** BEGIN **

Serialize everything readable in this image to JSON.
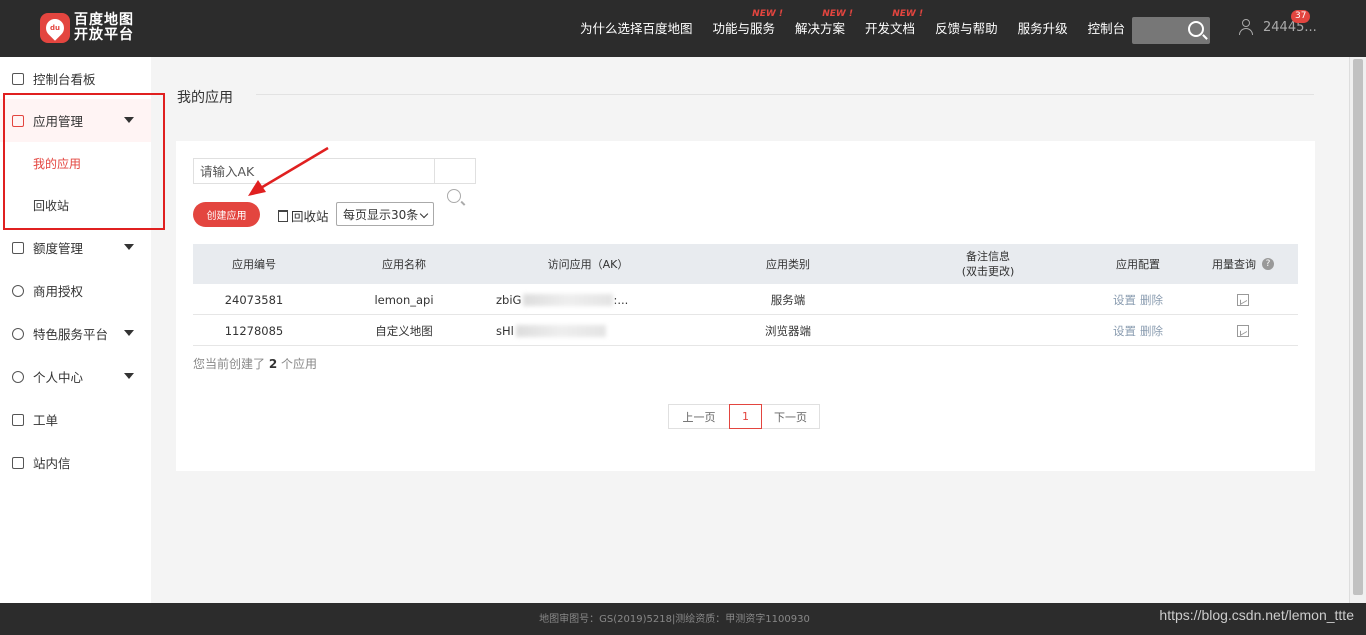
{
  "header": {
    "logo_line1": "百度地图",
    "logo_line2": "开放平台",
    "logo_badge": "du",
    "nav": [
      {
        "label": "为什么选择百度地图",
        "tag": ""
      },
      {
        "label": "功能与服务",
        "tag": "NEW !"
      },
      {
        "label": "解决方案",
        "tag": "NEW !"
      },
      {
        "label": "开发文档",
        "tag": "NEW !"
      },
      {
        "label": "反馈与帮助",
        "tag": ""
      },
      {
        "label": "服务升级",
        "tag": ""
      },
      {
        "label": "控制台",
        "tag": ""
      }
    ],
    "user_name": "24445...",
    "notification_count": "37"
  },
  "sidebar": {
    "items": [
      {
        "label": "控制台看板",
        "icon": "dashboard-icon"
      },
      {
        "label": "应用管理",
        "icon": "grid-icon"
      },
      {
        "label": "我的应用"
      },
      {
        "label": "回收站"
      },
      {
        "label": "额度管理",
        "icon": "sliders-icon"
      },
      {
        "label": "商用授权",
        "icon": "shield-icon"
      },
      {
        "label": "特色服务平台",
        "icon": "heart-shield-icon"
      },
      {
        "label": "个人中心",
        "icon": "user-circle-icon"
      },
      {
        "label": "工单",
        "icon": "clipboard-icon"
      },
      {
        "label": "站内信",
        "icon": "mail-icon"
      }
    ]
  },
  "main": {
    "title": "我的应用",
    "ak_placeholder": "请输入AK",
    "create_label": "创建应用",
    "trash_label": "回收站",
    "per_page": "每页显示30条",
    "columns": [
      "应用编号",
      "应用名称",
      "访问应用（AK）",
      "应用类别",
      "备注信息",
      "(双击更改)",
      "应用配置",
      "用量查询"
    ],
    "rows": [
      {
        "id": "24073581",
        "name": "lemon_api",
        "ak_prefix": "zbiG",
        "ak_suffix": ":...",
        "category": "服务端",
        "remark": "",
        "settings": "设置",
        "delete": "删除"
      },
      {
        "id": "11278085",
        "name": "自定义地图",
        "ak_prefix": "sHl",
        "ak_suffix": "",
        "category": "浏览器端",
        "remark": "",
        "settings": "设置",
        "delete": "删除"
      }
    ],
    "count_prefix": "您当前创建了",
    "count_value": "2",
    "count_suffix": "个应用",
    "pager": {
      "prev": "上一页",
      "current": "1",
      "next": "下一页"
    }
  },
  "footer": {
    "line1": "地图审图号：GS(2019)5218|测绘资质：甲测资字1100930",
    "watermark": "https://blog.csdn.net/lemon_ttte"
  },
  "colors": {
    "accent": "#e3453f",
    "topbar": "#2c2c2c",
    "annotation": "#e02020"
  }
}
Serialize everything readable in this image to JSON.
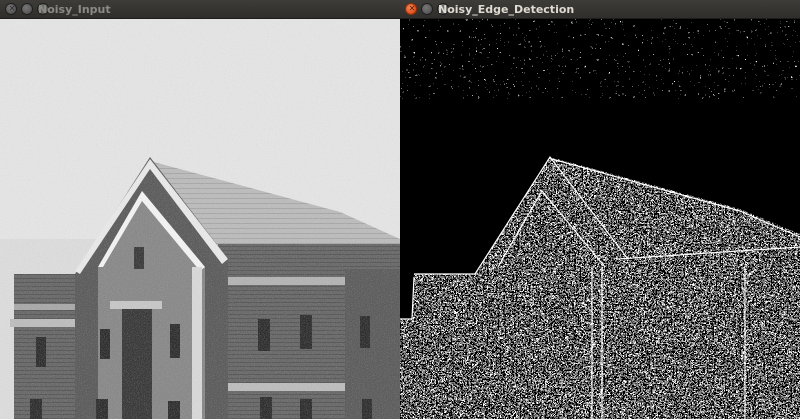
{
  "windows": {
    "left": {
      "title": "Noisy_Input",
      "active": false
    },
    "right": {
      "title": "Noisy_Edge_Detection",
      "active": true
    }
  },
  "icons": {
    "close": "close-icon",
    "minimize": "minimize-icon",
    "maximize": "maximize-icon"
  },
  "colors": {
    "titlebar": "#33322e",
    "close_active": "#e0531f",
    "button_inactive": "#5a5a5a",
    "edge_background": "#000000",
    "edge_lines": "#ffffff",
    "sky": "#e6e6e6",
    "roof": "#b9b9b9",
    "brick": "#666666"
  }
}
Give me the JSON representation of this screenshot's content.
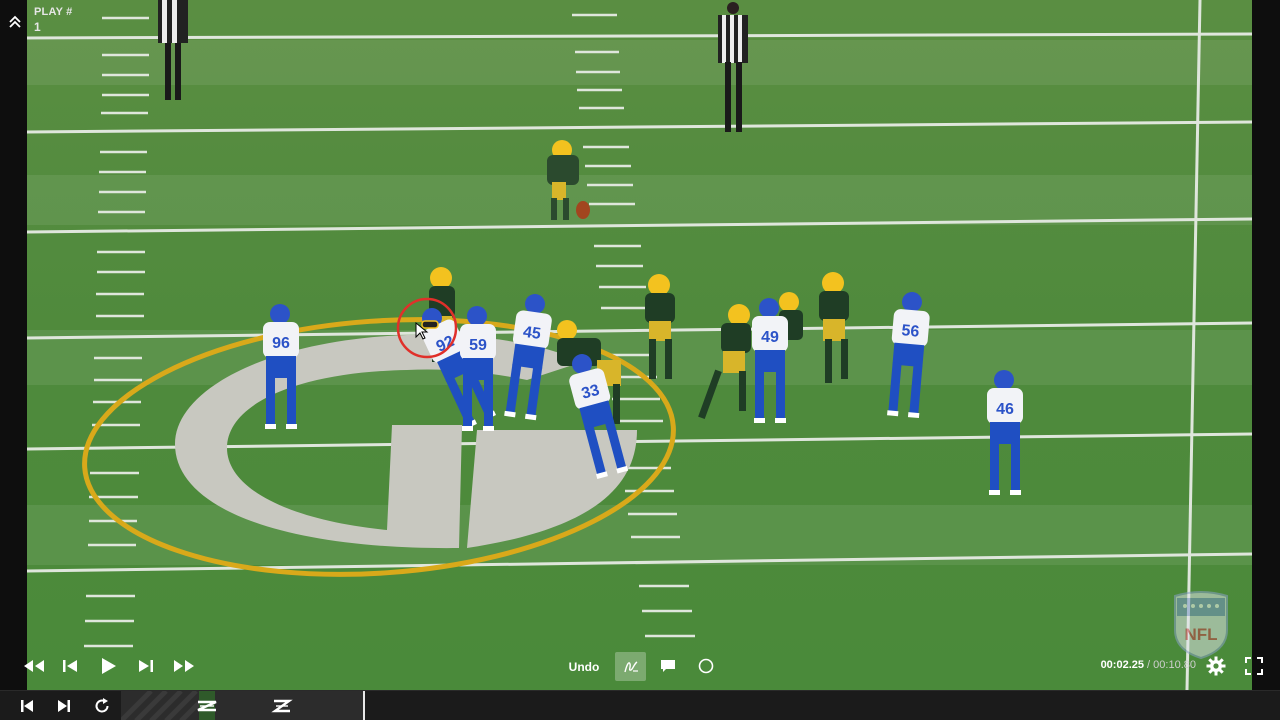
{
  "header": {
    "play_label": "PLAY #",
    "play_number": "1"
  },
  "field": {
    "grass_color": "#4e8a3e",
    "line_color": "#dfe6dc",
    "logo_color": "#c8c8c0",
    "logo_ring_color": "#d9a91a"
  },
  "teams": {
    "rams_jersey": "#f2f3f7",
    "rams_pants": "#1f4fc2",
    "packers_jersey": "#1f3d25",
    "packers_pants": "#d8b52a"
  },
  "rams_numbers": [
    "96",
    "92",
    "59",
    "45",
    "33",
    "49",
    "56",
    "46"
  ],
  "controls": {
    "undo_label": "Undo",
    "current_time": "00:02.25",
    "separator": " / ",
    "total_time": "00:10.80"
  },
  "watermark": "NFL",
  "icons": {
    "collapse": "chevron-double-up-icon",
    "rewind": "rewind-icon",
    "step_back": "step-back-icon",
    "play": "play-icon",
    "step_forward": "step-forward-icon",
    "fast_forward": "fast-forward-icon",
    "draw": "freehand-draw-icon",
    "comment": "comment-icon",
    "circle": "circle-tool-icon",
    "settings": "gear-icon",
    "fullscreen": "fullscreen-icon",
    "skip_start": "skip-to-start-icon",
    "skip_end": "skip-to-end-icon",
    "replay": "replay-icon"
  }
}
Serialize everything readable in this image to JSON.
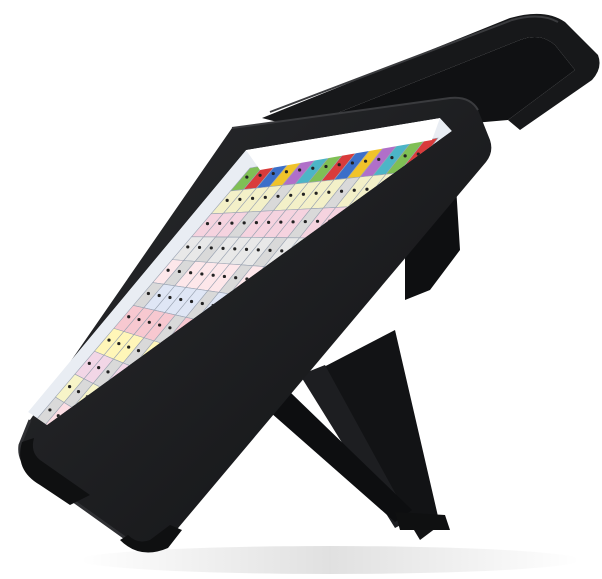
{
  "device": {
    "body_color": "#1b1c1e",
    "edge_highlight": "#3a3b3e",
    "bumper_color": "#0f1011"
  },
  "screen": {
    "background": "#e9edf3",
    "text_bar_color": "#ffffff",
    "grid_rows": 11,
    "grid_cols": 14,
    "row_colors": [
      "#f7c8d0",
      "#f3f0c8",
      "#f5d3df",
      "#e8e8e8",
      "#fde7ea",
      "#dfe6f5",
      "#f7c8d0",
      "#fff6b8",
      "#f2d6e6",
      "#f7f4c8",
      "#fbdde3"
    ],
    "accent_colors": [
      "#7fbf55",
      "#d93b3b",
      "#3c6fc9",
      "#f0c32a",
      "#b06fc9",
      "#4cb5c7"
    ]
  }
}
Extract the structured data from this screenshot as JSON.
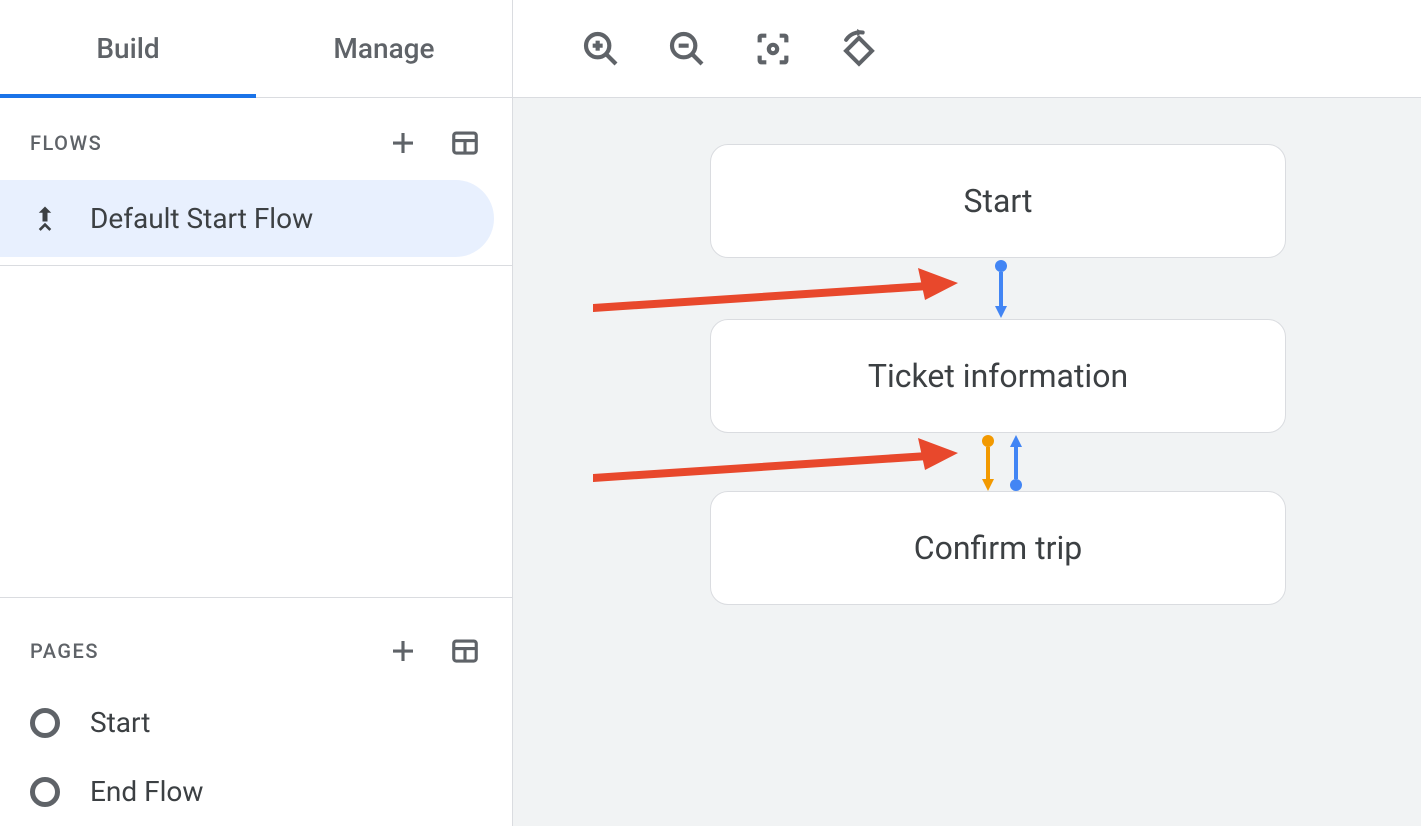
{
  "tabs": {
    "build": "Build",
    "manage": "Manage",
    "active": "build"
  },
  "flows": {
    "header": "FLOWS",
    "items": [
      {
        "label": "Default Start Flow",
        "selected": true
      }
    ]
  },
  "pages": {
    "header": "PAGES",
    "items": [
      {
        "label": "Start"
      },
      {
        "label": "End Flow"
      }
    ]
  },
  "canvas": {
    "nodes": [
      {
        "label": "Start"
      },
      {
        "label": "Ticket information"
      },
      {
        "label": "Confirm trip"
      }
    ]
  }
}
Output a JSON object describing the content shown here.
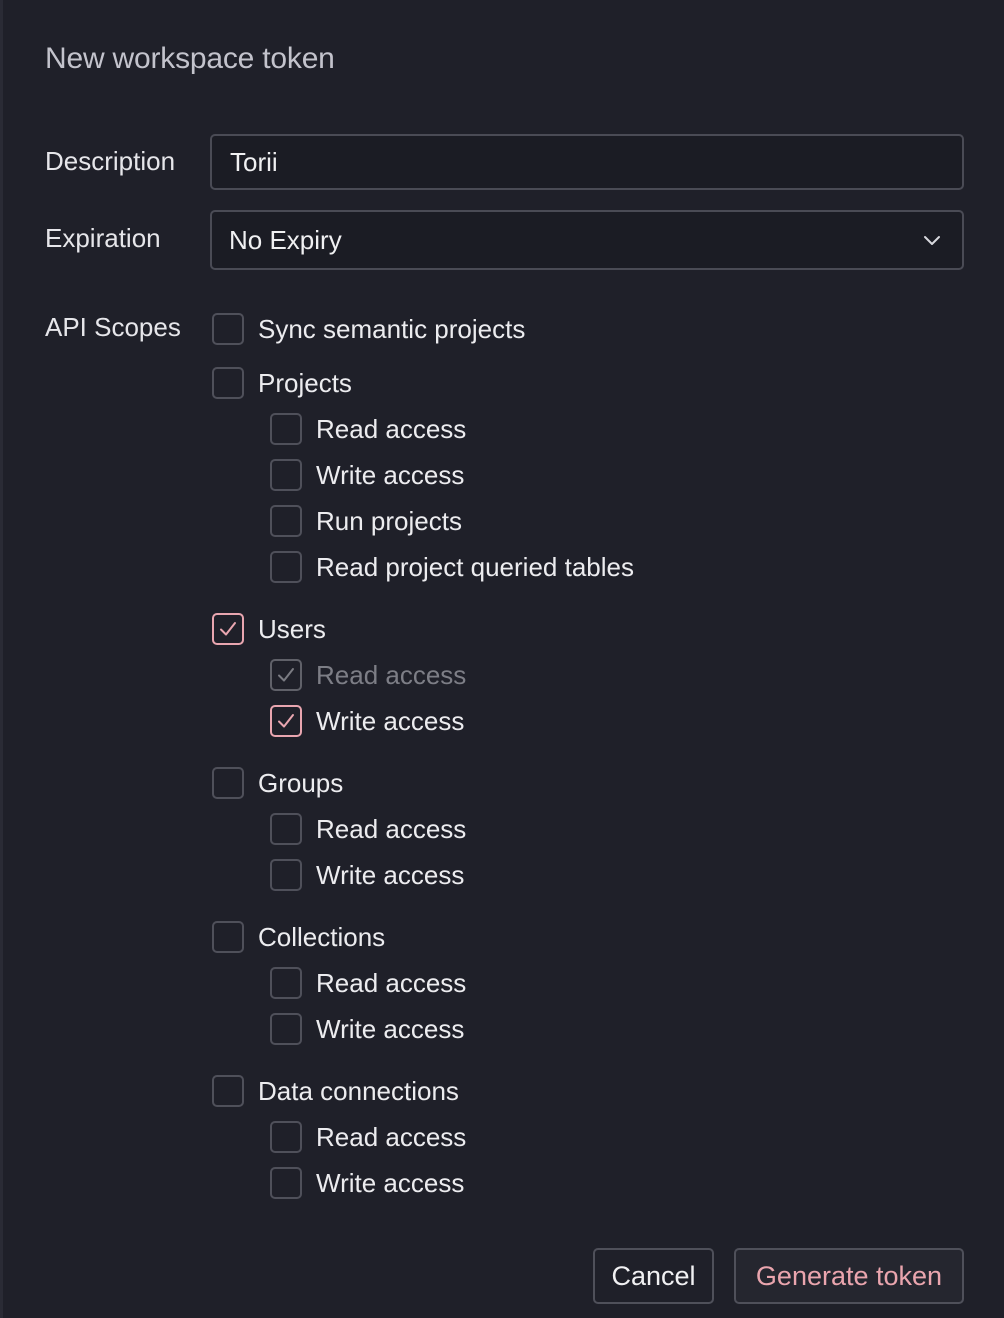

** END **

◆ Task instructions
Write out the listing above exactly as it stands, pictures excluded.

◆ Response
Serialize everything readable in this image to JSON.
{
  "header": {
    "logo_line1": "百度地图",
    "logo_line2": "开放平台",
    "logo_badge": "du",
    "nav": [
      {
        "label": "为什么选择百度地图",
        "tag": ""
      },
      {
        "label": "功能与服务",
        "tag": "NEW !"
      },
      {
        "label": "解决方案",
        "tag": "NEW !"
      },
      {
        "label": "开发文档",
        "tag": "NEW !"
      },
      {
        "label": "反馈与帮助",
        "tag": ""
      },
      {
        "label": "服务升级",
        "tag": ""
      },
      {
        "label": "控制台",
        "tag": ""
      }
    ],
    "user_name": "24445...",
    "notification_count": "37"
  },
  "sidebar": {
    "items": [
      {
        "label": "控制台看板",
        "icon": "dashboard-icon"
      },
      {
        "label": "应用管理",
        "icon": "grid-icon"
      },
      {
        "label": "我的应用"
      },
      {
        "label": "回收站"
      },
      {
        "label": "额度管理",
        "icon": "sliders-icon"
      },
      {
        "label": "商用授权",
        "icon": "shield-icon"
      },
      {
        "label": "特色服务平台",
        "icon": "heart-shield-icon"
      },
      {
        "label": "个人中心",
        "icon": "user-circle-icon"
      },
      {
        "label": "工单",
        "icon": "clipboard-icon"
      },
      {
        "label": "站内信",
        "icon": "mail-icon"
      }
    ]
  },
  "main": {
    "title": "我的应用",
    "ak_placeholder": "请输入AK",
    "create_label": "创建应用",
    "trash_label": "回收站",
    "per_page": "每页显示30条",
    "columns": [
      "应用编号",
      "应用名称",
      "访问应用（AK）",
      "应用类别",
      "备注信息",
      "(双击更改)",
      "应用配置",
      "用量查询"
    ],
    "rows": [
      {
        "id": "24073581",
        "name": "lemon_api",
        "ak_prefix": "zbiG",
        "ak_suffix": ":...",
        "category": "服务端",
        "remark": "",
        "settings": "设置",
        "delete": "删除"
      },
      {
        "id": "11278085",
        "name": "自定义地图",
        "ak_prefix": "sHl",
        "ak_suffix": "",
        "category": "浏览器端",
        "remark": "",
        "settings": "设置",
        "delete": "删除"
      }
    ],
    "count_prefix": "您当前创建了",
    "count_value": "2",
    "count_suffix": "个应用",
    "pager": {
      "prev": "上一页",
      "current": "1",
      "next": "下一页"
    }
  },
  "footer": {
    "line1": "地图审图号：GS(2019)5218|测绘资质：甲测资字1100930",
    "watermark": "https://blog.csdn.net/lemon_ttte"
  },
  "colors": {
    "accent": "#e3453f",
    "topbar": "#2c2c2c",
    "annotation": "#e02020"
  }
}
Serialize everything readable in this image to JSON.
{
  "windows": {
    "left": {
      "title": "Noisy_Input",
      "active": false
    },
    "right": {
      "title": "Noisy_Edge_Detection",
      "active": true
    }
  },
  "icons": {
    "close": "close-icon",
    "minimize": "minimize-icon",
    "maximize": "maximize-icon"
  },
  "colors": {
    "titlebar": "#33322e",
    "close_active": "#e0531f",
    "button_inactive": "#5a5a5a",
    "edge_background": "#000000",
    "edge_lines": "#ffffff",
    "sky": "#e6e6e6",
    "roof": "#b9b9b9",
    "brick": "#666666"
  }
}
Give me the JSON representation of this screenshot's content.
{
  "header": {
    "play_label": "PLAY #",
    "play_number": "1"
  },
  "field": {
    "grass_color": "#4e8a3e",
    "line_color": "#dfe6dc",
    "logo_color": "#c8c8c0",
    "logo_ring_color": "#d9a91a"
  },
  "teams": {
    "rams_jersey": "#f2f3f7",
    "rams_pants": "#1f4fc2",
    "packers_jersey": "#1f3d25",
    "packers_pants": "#d8b52a"
  },
  "rams_numbers": [
    "96",
    "92",
    "59",
    "45",
    "33",
    "49",
    "56",
    "46"
  ],
  "controls": {
    "undo_label": "Undo",
    "current_time": "00:02.25",
    "separator": " / ",
    "total_time": "00:10.80"
  },
  "watermark": "NFL",
  "icons": {
    "collapse": "chevron-double-up-icon",
    "rewind": "rewind-icon",
    "step_back": "step-back-icon",
    "play": "play-icon",
    "step_forward": "step-forward-icon",
    "fast_forward": "fast-forward-icon",
    "draw": "freehand-draw-icon",
    "comment": "comment-icon",
    "circle": "circle-tool-icon",
    "settings": "gear-icon",
    "fullscreen": "fullscreen-icon",
    "skip_start": "skip-to-start-icon",
    "skip_end": "skip-to-end-icon",
    "replay": "replay-icon"
  }
}
Serialize everything readable in this image to JSON.
{
  "device": {
    "body_color": "#1b1c1e",
    "edge_highlight": "#3a3b3e",
    "bumper_color": "#0f1011"
  },
  "screen": {
    "background": "#e9edf3",
    "text_bar_color": "#ffffff",
    "grid_rows": 11,
    "grid_cols": 14,
    "row_colors": [
      "#f7c8d0",
      "#f3f0c8",
      "#f5d3df",
      "#e8e8e8",
      "#fde7ea",
      "#dfe6f5",
      "#f7c8d0",
      "#fff6b8",
      "#f2d6e6",
      "#f7f4c8",
      "#fbdde3"
    ],
    "accent_colors": [
      "#7fbf55",
      "#d93b3b",
      "#3c6fc9",
      "#f0c32a",
      "#b06fc9",
      "#4cb5c7"
    ]
  }
}
Extract the structured data from this screenshot as JSON.
{
  "tabs": {
    "build": "Build",
    "manage": "Manage",
    "active": "build"
  },
  "flows": {
    "header": "FLOWS",
    "items": [
      {
        "label": "Default Start Flow",
        "selected": true
      }
    ]
  },
  "pages": {
    "header": "PAGES",
    "items": [
      {
        "label": "Start"
      },
      {
        "label": "End Flow"
      }
    ]
  },
  "canvas": {
    "nodes": [
      {
        "label": "Start"
      },
      {
        "label": "Ticket information"
      },
      {
        "label": "Confirm trip"
      }
    ]
  }
}
Output a JSON object describing the content shown here.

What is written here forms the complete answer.